Requirement.
Transcribe all of the material exactly. Any picture in it should be left out.

● ● ●

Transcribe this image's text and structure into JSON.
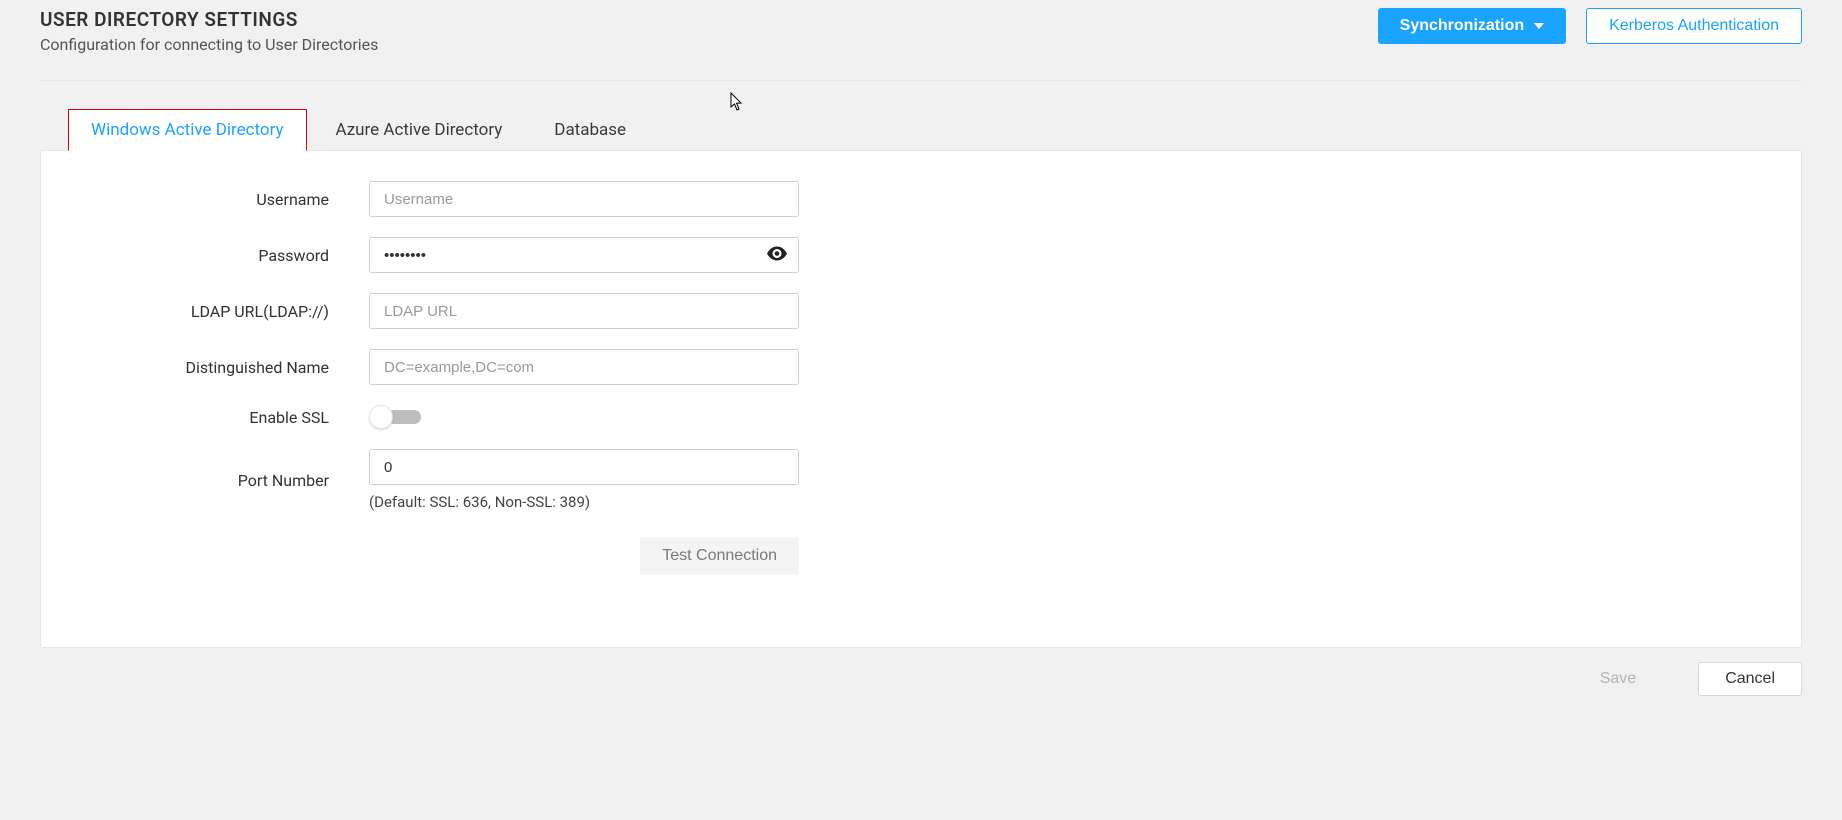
{
  "header": {
    "title": "USER DIRECTORY SETTINGS",
    "subtitle": "Configuration for connecting to User Directories",
    "sync_button": "Synchronization",
    "kerberos_button": "Kerberos Authentication"
  },
  "tabs": {
    "active": 0,
    "items": [
      "Windows Active Directory",
      "Azure Active Directory",
      "Database"
    ]
  },
  "form": {
    "username": {
      "label": "Username",
      "value": "",
      "placeholder": "Username"
    },
    "password": {
      "label": "Password",
      "value": "••••••••"
    },
    "ldap_url": {
      "label": "LDAP URL(LDAP://)",
      "value": "",
      "placeholder": "LDAP URL"
    },
    "dn": {
      "label": "Distinguished Name",
      "value": "",
      "placeholder": "DC=example,DC=com"
    },
    "enable_ssl": {
      "label": "Enable SSL",
      "value": false
    },
    "port": {
      "label": "Port Number",
      "value": "0",
      "help": "(Default: SSL: 636, Non-SSL: 389)"
    },
    "test_connection": "Test Connection"
  },
  "footer": {
    "save": "Save",
    "cancel": "Cancel"
  }
}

● ● ●

Answer to the task.
Transcribe this image's text and structure into JSON.
{
  "header": {
    "title": "USER DIRECTORY SETTINGS",
    "subtitle": "Configuration for connecting to User Directories",
    "sync_button": "Synchronization",
    "kerberos_button": "Kerberos Authentication"
  },
  "tabs": {
    "active": 0,
    "items": [
      "Windows Active Directory",
      "Azure Active Directory",
      "Database"
    ]
  },
  "form": {
    "username": {
      "label": "Username",
      "value": "",
      "placeholder": "Username"
    },
    "password": {
      "label": "Password",
      "value": "••••••••"
    },
    "ldap_url": {
      "label": "LDAP URL(LDAP://)",
      "value": "",
      "placeholder": "LDAP URL"
    },
    "dn": {
      "label": "Distinguished Name",
      "value": "",
      "placeholder": "DC=example,DC=com"
    },
    "enable_ssl": {
      "label": "Enable SSL",
      "value": false
    },
    "port": {
      "label": "Port Number",
      "value": "0",
      "help": "(Default: SSL: 636, Non-SSL: 389)"
    },
    "test_connection": "Test Connection"
  },
  "footer": {
    "save": "Save",
    "cancel": "Cancel"
  }
}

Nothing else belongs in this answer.